(Rows from a dataset)

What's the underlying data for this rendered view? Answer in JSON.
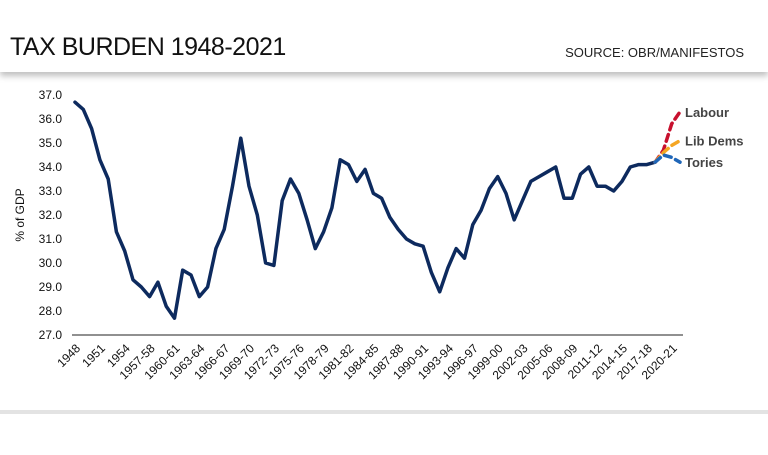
{
  "header": {
    "title": "TAX BURDEN 1948-2021",
    "source": "SOURCE: OBR/MANIFESTOS"
  },
  "colors": {
    "history": "#0d2a5e",
    "labour": "#c8102e",
    "libdems": "#f5a623",
    "tories": "#1f66b8"
  },
  "chart_data": {
    "type": "line",
    "title": "TAX BURDEN 1948-2021",
    "ylabel": "% of GDP",
    "xlabel": "",
    "ylim": [
      27.0,
      37.0
    ],
    "yticks": [
      "27.0",
      "28.0",
      "29.0",
      "30.0",
      "31.0",
      "32.0",
      "33.0",
      "34.0",
      "35.0",
      "36.0",
      "37.0"
    ],
    "xlim": [
      1948,
      2021
    ],
    "xticks": [
      "1948",
      "1951",
      "1954",
      "1957-58",
      "1960-61",
      "1963-64",
      "1966-67",
      "1969-70",
      "1972-73",
      "1975-76",
      "1978-79",
      "1981-82",
      "1984-85",
      "1987-88",
      "1990-91",
      "1993-94",
      "1996-97",
      "1999-00",
      "2002-03",
      "2005-06",
      "2008-09",
      "2011-12",
      "2014-15",
      "2017-18",
      "2020-21"
    ],
    "grid": false,
    "series": [
      {
        "name": "",
        "style": "solid",
        "x": [
          1948,
          1949,
          1950,
          1951,
          1952,
          1953,
          1954,
          1955,
          1956,
          1957,
          1958,
          1959,
          1960,
          1961,
          1962,
          1963,
          1964,
          1965,
          1966,
          1967,
          1968,
          1969,
          1970,
          1971,
          1972,
          1973,
          1974,
          1975,
          1976,
          1977,
          1978,
          1979,
          1980,
          1981,
          1982,
          1983,
          1984,
          1985,
          1986,
          1987,
          1988,
          1989,
          1990,
          1991,
          1992,
          1993,
          1994,
          1995,
          1996,
          1997,
          1998,
          1999,
          2000,
          2001,
          2002,
          2003,
          2004,
          2005,
          2006,
          2007,
          2008,
          2009,
          2010,
          2011,
          2012,
          2013,
          2014,
          2015,
          2016,
          2017,
          2018
        ],
        "y": [
          36.7,
          36.4,
          35.6,
          34.3,
          33.5,
          31.3,
          30.5,
          29.3,
          29.0,
          28.6,
          29.2,
          28.2,
          27.7,
          29.7,
          29.5,
          28.6,
          29.0,
          30.6,
          31.4,
          33.2,
          35.2,
          33.2,
          32.0,
          30.0,
          29.9,
          32.6,
          33.5,
          32.9,
          31.8,
          30.6,
          31.3,
          32.3,
          34.3,
          34.1,
          33.4,
          33.9,
          32.9,
          32.7,
          31.9,
          31.4,
          31.0,
          30.8,
          30.7,
          29.6,
          28.8,
          29.8,
          30.6,
          30.2,
          31.6,
          32.2,
          33.1,
          33.6,
          32.9,
          31.8,
          32.6,
          33.4,
          33.6,
          33.8,
          34.0,
          32.7,
          32.7,
          33.7,
          34.0,
          33.2,
          33.2,
          33.0,
          33.4,
          34.0,
          34.1,
          34.1,
          34.2
        ]
      },
      {
        "name": "Labour",
        "style": "dashed",
        "x": [
          2018,
          2019,
          2020,
          2021
        ],
        "y": [
          34.2,
          34.7,
          35.8,
          36.3
        ]
      },
      {
        "name": "Lib Dems",
        "style": "dashed",
        "x": [
          2018,
          2019,
          2020,
          2021
        ],
        "y": [
          34.2,
          34.6,
          34.9,
          35.1
        ]
      },
      {
        "name": "Tories",
        "style": "dashed",
        "x": [
          2018,
          2019,
          2020,
          2021
        ],
        "y": [
          34.2,
          34.5,
          34.4,
          34.2
        ]
      }
    ]
  }
}
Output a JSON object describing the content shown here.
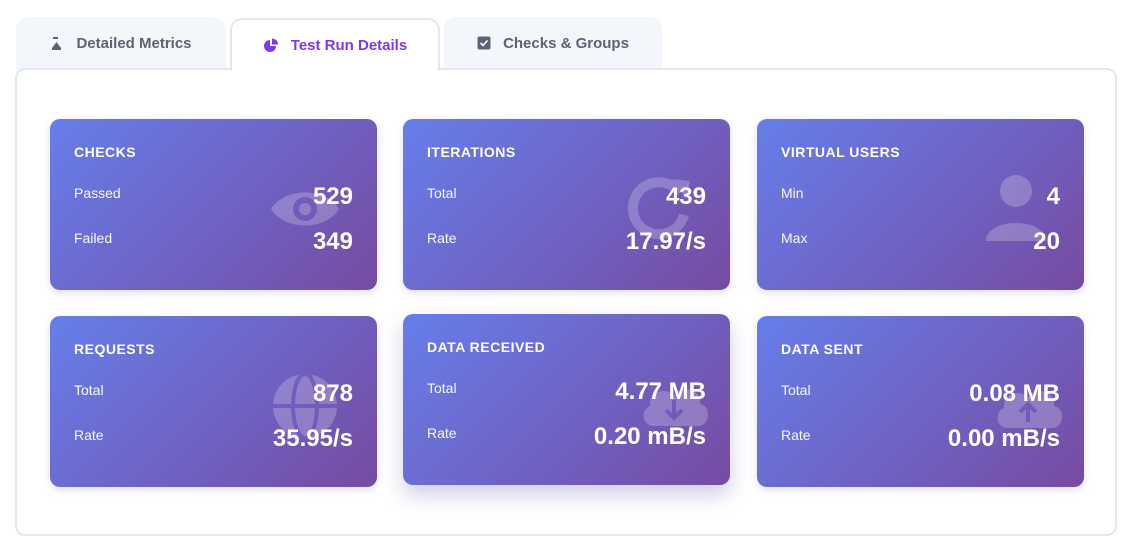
{
  "tabs": [
    {
      "label": "Detailed Metrics",
      "icon": "flask-icon"
    },
    {
      "label": "Test Run Details",
      "icon": "pie-chart-icon",
      "active": true
    },
    {
      "label": "Checks & Groups",
      "icon": "checkbox-icon"
    }
  ],
  "colors": {
    "accent": "#7c3aed",
    "card_gradient_start": "#667eea",
    "card_gradient_end": "#764ba2"
  },
  "cards": {
    "checks": {
      "title": "CHECKS",
      "row1_label": "Passed",
      "row1_value": "529",
      "row2_label": "Failed",
      "row2_value": "349",
      "icon": "eye-icon"
    },
    "iterations": {
      "title": "ITERATIONS",
      "row1_label": "Total",
      "row1_value": "439",
      "row2_label": "Rate",
      "row2_value": "17.97/s",
      "icon": "refresh-icon"
    },
    "virtual_users": {
      "title": "VIRTUAL USERS",
      "row1_label": "Min",
      "row1_value": "4",
      "row2_label": "Max",
      "row2_value": "20",
      "icon": "user-icon"
    },
    "requests": {
      "title": "REQUESTS",
      "row1_label": "Total",
      "row1_value": "878",
      "row2_label": "Rate",
      "row2_value": "35.95/s",
      "icon": "globe-icon"
    },
    "data_received": {
      "title": "DATA RECEIVED",
      "row1_label": "Total",
      "row1_value": "4.77 MB",
      "row2_label": "Rate",
      "row2_value": "0.20 mB/s",
      "icon": "cloud-download-icon"
    },
    "data_sent": {
      "title": "DATA SENT",
      "row1_label": "Total",
      "row1_value": "0.08 MB",
      "row2_label": "Rate",
      "row2_value": "0.00 mB/s",
      "icon": "cloud-upload-icon"
    }
  }
}
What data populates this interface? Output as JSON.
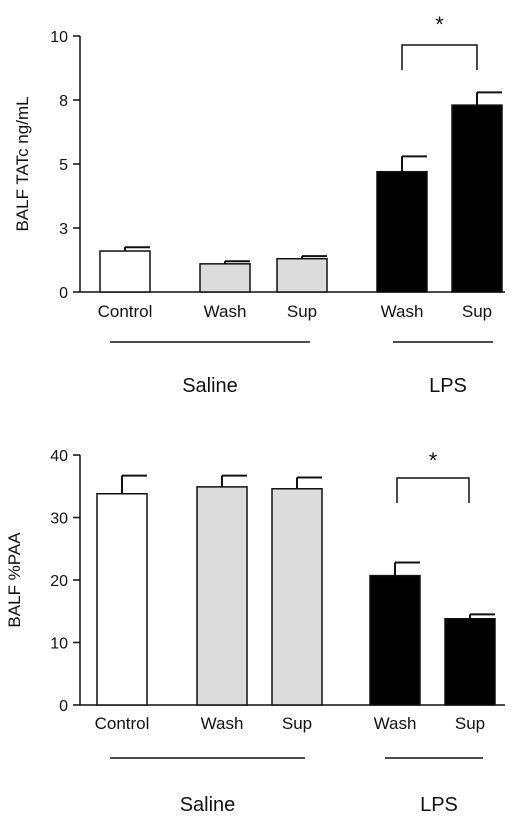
{
  "chart_data": [
    {
      "type": "bar",
      "title": "",
      "xlabel": "",
      "ylabel": "BALF TATc ng/mL",
      "ylim": [
        0,
        10
      ],
      "yticks": [
        "0",
        "3",
        "5",
        "8",
        "10"
      ],
      "categories": [
        "Control",
        "Wash",
        "Sup",
        "Wash",
        "Sup"
      ],
      "values": [
        1.6,
        1.1,
        1.3,
        4.7,
        7.3
      ],
      "errors": [
        0.15,
        0.1,
        0.1,
        0.6,
        0.5
      ],
      "groups": [
        "Saline",
        "LPS"
      ],
      "significance": "*",
      "grid": false,
      "legend": "none"
    },
    {
      "type": "bar",
      "title": "",
      "xlabel": "",
      "ylabel": "BALF %PAA",
      "ylim": [
        0,
        40
      ],
      "yticks": [
        "0",
        "10",
        "20",
        "30",
        "40"
      ],
      "categories": [
        "Control",
        "Wash",
        "Sup",
        "Wash",
        "Sup"
      ],
      "values": [
        33.8,
        34.9,
        34.6,
        20.7,
        13.8
      ],
      "errors": [
        2.9,
        1.8,
        1.8,
        2.1,
        0.7
      ],
      "groups": [
        "Saline",
        "LPS"
      ],
      "significance": "*",
      "grid": false,
      "legend": "none"
    }
  ],
  "colors": {
    "control": "#ffffff",
    "saline": "#dcdcdc",
    "lps": "#000000",
    "axis": "#111111"
  }
}
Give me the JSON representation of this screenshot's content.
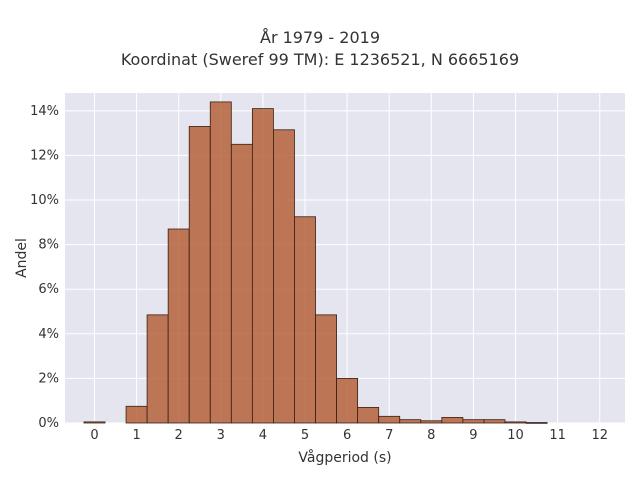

**TASK DETAILS**
The records above must be echoed exactly, minus their pictures.

**TASK OUTPUT**
What's the underlying data for this rendered view? Answer in JSON.
{
  "header": {
    "title": "TAX BURDEN 1948-2021",
    "source": "SOURCE: OBR/MANIFESTOS"
  },
  "colors": {
    "history": "#0d2a5e",
    "labour": "#c8102e",
    "libdems": "#f5a623",
    "tories": "#1f66b8"
  },
  "chart_data": {
    "type": "line",
    "title": "TAX BURDEN 1948-2021",
    "ylabel": "% of GDP",
    "xlabel": "",
    "ylim": [
      27.0,
      37.0
    ],
    "yticks": [
      "27.0",
      "28.0",
      "29.0",
      "30.0",
      "31.0",
      "32.0",
      "33.0",
      "34.0",
      "35.0",
      "36.0",
      "37.0"
    ],
    "xlim": [
      1948,
      2021
    ],
    "xticks": [
      "1948",
      "1951",
      "1954",
      "1957-58",
      "1960-61",
      "1963-64",
      "1966-67",
      "1969-70",
      "1972-73",
      "1975-76",
      "1978-79",
      "1981-82",
      "1984-85",
      "1987-88",
      "1990-91",
      "1993-94",
      "1996-97",
      "1999-00",
      "2002-03",
      "2005-06",
      "2008-09",
      "2011-12",
      "2014-15",
      "2017-18",
      "2020-21"
    ],
    "grid": false,
    "series": [
      {
        "name": "",
        "style": "solid",
        "x": [
          1948,
          1949,
          1950,
          1951,
          1952,
          1953,
          1954,
          1955,
          1956,
          1957,
          1958,
          1959,
          1960,
          1961,
          1962,
          1963,
          1964,
          1965,
          1966,
          1967,
          1968,
          1969,
          1970,
          1971,
          1972,
          1973,
          1974,
          1975,
          1976,
          1977,
          1978,
          1979,
          1980,
          1981,
          1982,
          1983,
          1984,
          1985,
          1986,
          1987,
          1988,
          1989,
          1990,
          1991,
          1992,
          1993,
          1994,
          1995,
          1996,
          1997,
          1998,
          1999,
          2000,
          2001,
          2002,
          2003,
          2004,
          2005,
          2006,
          2007,
          2008,
          2009,
          2010,
          2011,
          2012,
          2013,
          2014,
          2015,
          2016,
          2017,
          2018
        ],
        "y": [
          36.7,
          36.4,
          35.6,
          34.3,
          33.5,
          31.3,
          30.5,
          29.3,
          29.0,
          28.6,
          29.2,
          28.2,
          27.7,
          29.7,
          29.5,
          28.6,
          29.0,
          30.6,
          31.4,
          33.2,
          35.2,
          33.2,
          32.0,
          30.0,
          29.9,
          32.6,
          33.5,
          32.9,
          31.8,
          30.6,
          31.3,
          32.3,
          34.3,
          34.1,
          33.4,
          33.9,
          32.9,
          32.7,
          31.9,
          31.4,
          31.0,
          30.8,
          30.7,
          29.6,
          28.8,
          29.8,
          30.6,
          30.2,
          31.6,
          32.2,
          33.1,
          33.6,
          32.9,
          31.8,
          32.6,
          33.4,
          33.6,
          33.8,
          34.0,
          32.7,
          32.7,
          33.7,
          34.0,
          33.2,
          33.2,
          33.0,
          33.4,
          34.0,
          34.1,
          34.1,
          34.2
        ]
      },
      {
        "name": "Labour",
        "style": "dashed",
        "x": [
          2018,
          2019,
          2020,
          2021
        ],
        "y": [
          34.2,
          34.7,
          35.8,
          36.3
        ]
      },
      {
        "name": "Lib Dems",
        "style": "dashed",
        "x": [
          2018,
          2019,
          2020,
          2021
        ],
        "y": [
          34.2,
          34.6,
          34.9,
          35.1
        ]
      },
      {
        "name": "Tories",
        "style": "dashed",
        "x": [
          2018,
          2019,
          2020,
          2021
        ],
        "y": [
          34.2,
          34.5,
          34.4,
          34.2
        ]
      }
    ]
  }
}
Output a JSON object describing the content shown here.
{
  "tabs": [
    {
      "label": "Detailed Metrics",
      "icon": "flask-icon"
    },
    {
      "label": "Test Run Details",
      "icon": "pie-chart-icon",
      "active": true
    },
    {
      "label": "Checks & Groups",
      "icon": "checkbox-icon"
    }
  ],
  "colors": {
    "accent": "#7c3aed",
    "card_gradient_start": "#667eea",
    "card_gradient_end": "#764ba2"
  },
  "cards": {
    "checks": {
      "title": "CHECKS",
      "row1_label": "Passed",
      "row1_value": "529",
      "row2_label": "Failed",
      "row2_value": "349",
      "icon": "eye-icon"
    },
    "iterations": {
      "title": "ITERATIONS",
      "row1_label": "Total",
      "row1_value": "439",
      "row2_label": "Rate",
      "row2_value": "17.97/s",
      "icon": "refresh-icon"
    },
    "virtual_users": {
      "title": "VIRTUAL USERS",
      "row1_label": "Min",
      "row1_value": "4",
      "row2_label": "Max",
      "row2_value": "20",
      "icon": "user-icon"
    },
    "requests": {
      "title": "REQUESTS",
      "row1_label": "Total",
      "row1_value": "878",
      "row2_label": "Rate",
      "row2_value": "35.95/s",
      "icon": "globe-icon"
    },
    "data_received": {
      "title": "DATA RECEIVED",
      "row1_label": "Total",
      "row1_value": "4.77 MB",
      "row2_label": "Rate",
      "row2_value": "0.20 mB/s",
      "icon": "cloud-download-icon"
    },
    "data_sent": {
      "title": "DATA SENT",
      "row1_label": "Total",
      "row1_value": "0.08 MB",
      "row2_label": "Rate",
      "row2_value": "0.00 mB/s",
      "icon": "cloud-upload-icon"
    }
  }
}
What data populates this interface? Output as JSON.
{
  "chart_data": [
    {
      "type": "bar",
      "title": "",
      "xlabel": "",
      "ylabel": "BALF TATc ng/mL",
      "ylim": [
        0,
        10
      ],
      "yticks": [
        "0",
        "3",
        "5",
        "8",
        "10"
      ],
      "categories": [
        "Control",
        "Wash",
        "Sup",
        "Wash",
        "Sup"
      ],
      "values": [
        1.6,
        1.1,
        1.3,
        4.7,
        7.3
      ],
      "errors": [
        0.15,
        0.1,
        0.1,
        0.6,
        0.5
      ],
      "groups": [
        "Saline",
        "LPS"
      ],
      "significance": "*",
      "grid": false,
      "legend": "none"
    },
    {
      "type": "bar",
      "title": "",
      "xlabel": "",
      "ylabel": "BALF %PAA",
      "ylim": [
        0,
        40
      ],
      "yticks": [
        "0",
        "10",
        "20",
        "30",
        "40"
      ],
      "categories": [
        "Control",
        "Wash",
        "Sup",
        "Wash",
        "Sup"
      ],
      "values": [
        33.8,
        34.9,
        34.6,
        20.7,
        13.8
      ],
      "errors": [
        2.9,
        1.8,
        1.8,
        2.1,
        0.7
      ],
      "groups": [
        "Saline",
        "LPS"
      ],
      "significance": "*",
      "grid": false,
      "legend": "none"
    }
  ],
  "colors": {
    "control": "#ffffff",
    "saline": "#dcdcdc",
    "lps": "#000000",
    "axis": "#111111"
  }
}
Give me the JSON representation of this screenshot's content.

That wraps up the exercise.